Exercise description
Scan each line of the records for the word "duccdraws" and extract the ones that have it.

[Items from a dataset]
________________
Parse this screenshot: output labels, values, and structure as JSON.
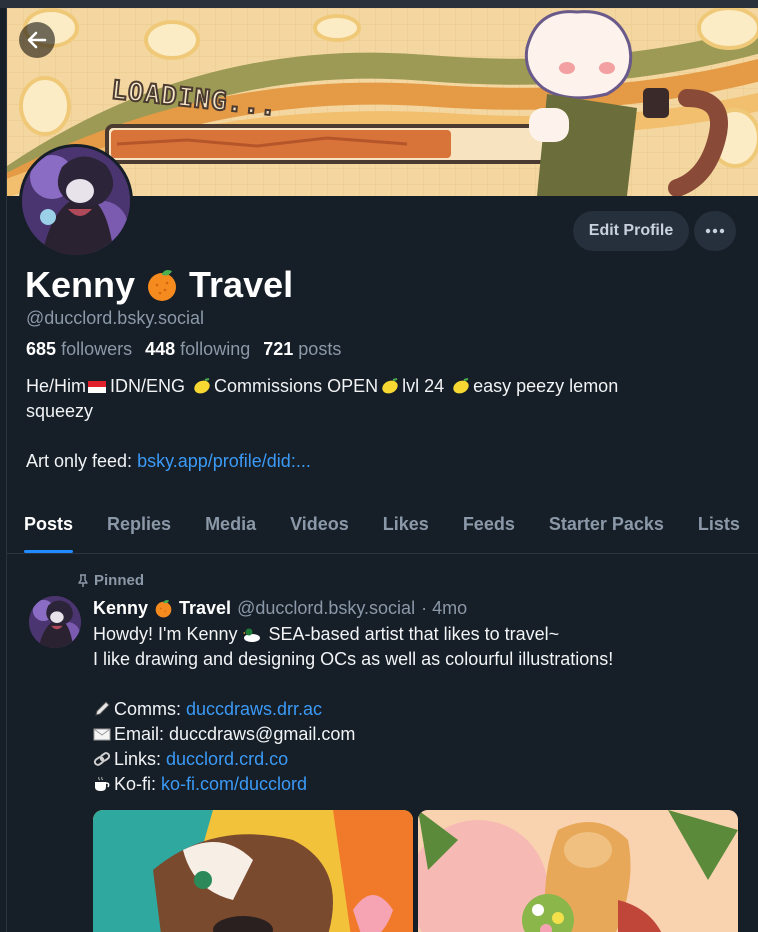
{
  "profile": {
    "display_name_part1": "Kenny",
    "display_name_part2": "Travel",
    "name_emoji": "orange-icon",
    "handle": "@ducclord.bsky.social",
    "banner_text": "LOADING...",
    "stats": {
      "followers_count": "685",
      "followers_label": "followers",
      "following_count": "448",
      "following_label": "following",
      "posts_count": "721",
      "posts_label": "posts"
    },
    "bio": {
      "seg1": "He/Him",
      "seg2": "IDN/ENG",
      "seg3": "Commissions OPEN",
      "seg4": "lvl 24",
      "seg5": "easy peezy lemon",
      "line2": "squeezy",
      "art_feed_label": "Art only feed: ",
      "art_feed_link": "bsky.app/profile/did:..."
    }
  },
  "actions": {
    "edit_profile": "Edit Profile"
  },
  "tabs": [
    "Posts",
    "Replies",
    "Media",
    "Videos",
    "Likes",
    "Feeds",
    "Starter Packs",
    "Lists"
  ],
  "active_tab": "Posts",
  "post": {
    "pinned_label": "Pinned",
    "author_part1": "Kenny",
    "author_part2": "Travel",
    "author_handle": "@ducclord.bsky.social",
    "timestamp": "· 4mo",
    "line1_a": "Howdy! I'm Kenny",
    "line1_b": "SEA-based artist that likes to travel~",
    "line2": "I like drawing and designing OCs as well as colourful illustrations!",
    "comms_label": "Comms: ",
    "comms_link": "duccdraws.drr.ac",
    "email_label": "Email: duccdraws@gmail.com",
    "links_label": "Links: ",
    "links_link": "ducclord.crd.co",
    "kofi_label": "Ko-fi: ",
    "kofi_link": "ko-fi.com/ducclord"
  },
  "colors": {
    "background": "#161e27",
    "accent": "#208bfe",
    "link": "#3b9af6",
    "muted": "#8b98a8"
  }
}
________________
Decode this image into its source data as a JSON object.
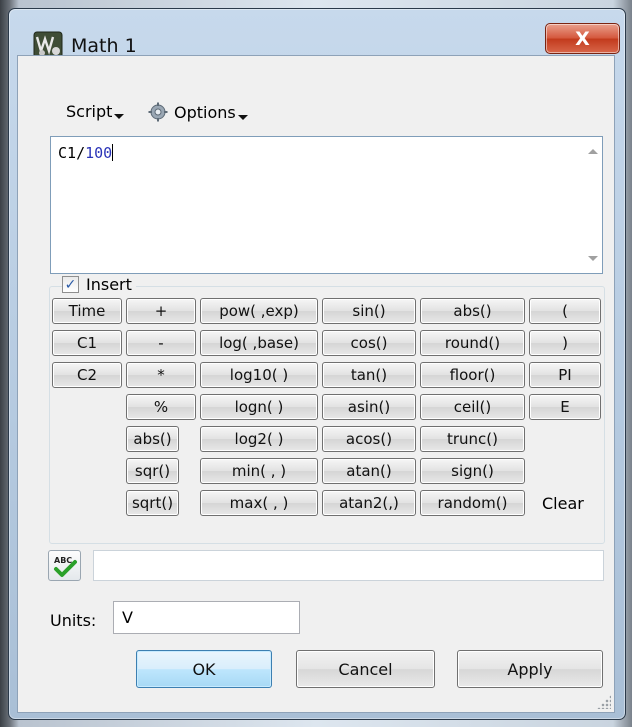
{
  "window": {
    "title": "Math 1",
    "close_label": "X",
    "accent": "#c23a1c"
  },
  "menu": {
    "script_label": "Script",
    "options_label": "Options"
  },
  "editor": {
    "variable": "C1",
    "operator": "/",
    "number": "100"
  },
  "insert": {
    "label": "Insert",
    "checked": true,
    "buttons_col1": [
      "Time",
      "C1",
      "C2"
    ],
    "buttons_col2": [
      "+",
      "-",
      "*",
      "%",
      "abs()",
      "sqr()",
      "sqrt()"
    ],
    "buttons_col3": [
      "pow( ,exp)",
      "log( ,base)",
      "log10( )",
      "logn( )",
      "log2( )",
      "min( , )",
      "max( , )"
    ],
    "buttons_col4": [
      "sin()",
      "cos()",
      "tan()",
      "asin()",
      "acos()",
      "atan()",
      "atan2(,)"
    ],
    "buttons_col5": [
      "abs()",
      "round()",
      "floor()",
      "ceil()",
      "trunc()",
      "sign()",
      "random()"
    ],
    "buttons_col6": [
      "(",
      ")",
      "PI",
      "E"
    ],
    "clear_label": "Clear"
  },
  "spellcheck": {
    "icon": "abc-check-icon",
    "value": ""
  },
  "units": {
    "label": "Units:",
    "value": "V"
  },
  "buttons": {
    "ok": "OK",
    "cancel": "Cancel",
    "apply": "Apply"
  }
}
________________
Result of the task
    "comms_link": "duccdraws.drr.ac",
    "email_label": "Email: duccdraws@gmail.com",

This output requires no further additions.